• [Directions]: Output every entry exactly as written, skipping any pictures.

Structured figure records
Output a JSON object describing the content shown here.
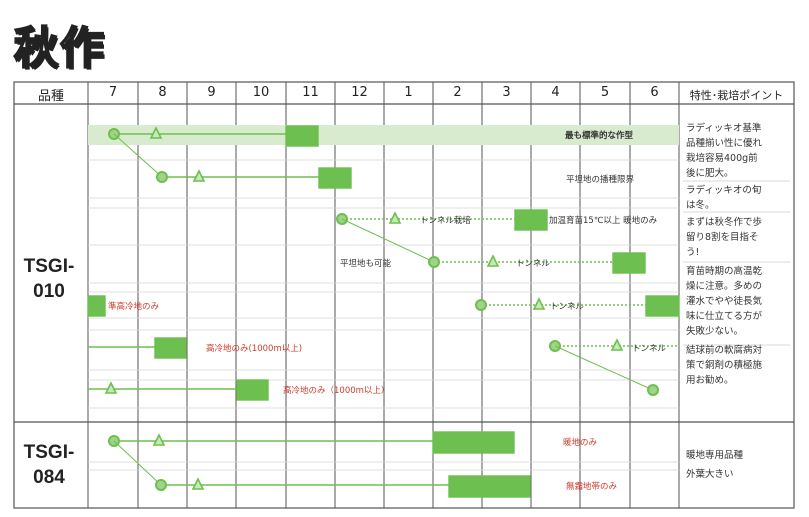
{
  "title": "秋作",
  "header": {
    "variety_col": "品種",
    "notes_col": "特性･栽培ポイント",
    "months": [
      "7",
      "8",
      "9",
      "10",
      "11",
      "12",
      "1",
      "2",
      "3",
      "4",
      "5",
      "6"
    ]
  },
  "varieties": [
    {
      "name_line1": "TSGI-",
      "name_line2": "010",
      "notes": [
        "ラディッキオ基準",
        "品種揃い性に優れ",
        "栽培容易400g前",
        "後に肥大。",
        "ラディッキオの旬",
        "は冬。",
        "まずは秋冬作で歩",
        "留り8割を目指そ",
        "う!",
        "育苗時期の高温乾",
        "燥に注意。多めの",
        "灌水でやや徒長気",
        "味に仕立てる方が",
        "失敗少ない。",
        "結球前の軟腐病対",
        "策で銅剤の積極施",
        "用お勧め。"
      ],
      "labels": {
        "standard": "最も標準的な作型",
        "flat_limit": "平坦地の播種限界",
        "tunnel_seedling": "トンネル栽培",
        "heated": "加温育苗15℃以上 暖地のみ",
        "flat_possible": "平坦地も可能",
        "tunnel2": "トンネル",
        "alpine_cool": "準高冷地のみ",
        "tunnel3": "トンネル",
        "alpine_1000a": "高冷地のみ(1000m以上)",
        "tunnel4": "トンネル",
        "alpine_1000b": "高冷地のみ（1000m以上）"
      }
    },
    {
      "name_line1": "TSGI-",
      "name_line2": "084",
      "notes": [
        "暖地専用品種",
        "外葉大きい"
      ],
      "labels": {
        "warm_only": "暖地のみ",
        "frost_free": "無霜地帯のみ"
      }
    }
  ],
  "colors": {
    "green": "#6dbf4f",
    "light_green": "#cfe6c3",
    "red_text": "#d23a2a"
  }
}
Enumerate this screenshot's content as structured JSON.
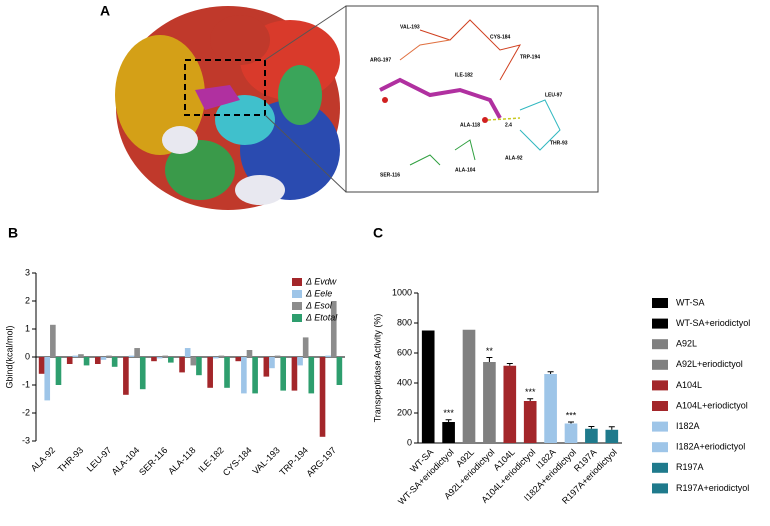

• [Task solution]:
Output a JSON object describing the content shown here.
{
  "title": "秋作",
  "header": {
    "variety_col": "品種",
    "notes_col": "特性･栽培ポイント",
    "months": [
      "7",
      "8",
      "9",
      "10",
      "11",
      "12",
      "1",
      "2",
      "3",
      "4",
      "5",
      "6"
    ]
  },
  "varieties": [
    {
      "name_line1": "TSGI-",
      "name_line2": "010",
      "notes": [
        "ラディッキオ基準",
        "品種揃い性に優れ",
        "栽培容易400g前",
        "後に肥大。",
        "ラディッキオの旬",
        "は冬。",
        "まずは秋冬作で歩",
        "留り8割を目指そ",
        "う!",
        "育苗時期の高温乾",
        "燥に注意。多めの",
        "灌水でやや徒長気",
        "味に仕立てる方が",
        "失敗少ない。",
        "結球前の軟腐病対",
        "策で銅剤の積極施",
        "用お勧め。"
      ],
      "labels": {
        "standard": "最も標準的な作型",
        "flat_limit": "平坦地の播種限界",
        "tunnel_seedling": "トンネル栽培",
        "heated": "加温育苗15℃以上 暖地のみ",
        "flat_possible": "平坦地も可能",
        "tunnel2": "トンネル",
        "alpine_cool": "準高冷地のみ",
        "tunnel3": "トンネル",
        "alpine_1000a": "高冷地のみ(1000m以上)",
        "tunnel4": "トンネル",
        "alpine_1000b": "高冷地のみ（1000m以上）"
      }
    },
    {
      "name_line1": "TSGI-",
      "name_line2": "084",
      "notes": [
        "暖地専用品種",
        "外葉大きい"
      ],
      "labels": {
        "warm_only": "暖地のみ",
        "frost_free": "無霜地帯のみ"
      }
    }
  ],
  "colors": {
    "green": "#6dbf4f",
    "light_green": "#cfe6c3",
    "red_text": "#d23a2a"
  }
}
Enumerate this screenshot's content as structured JSON.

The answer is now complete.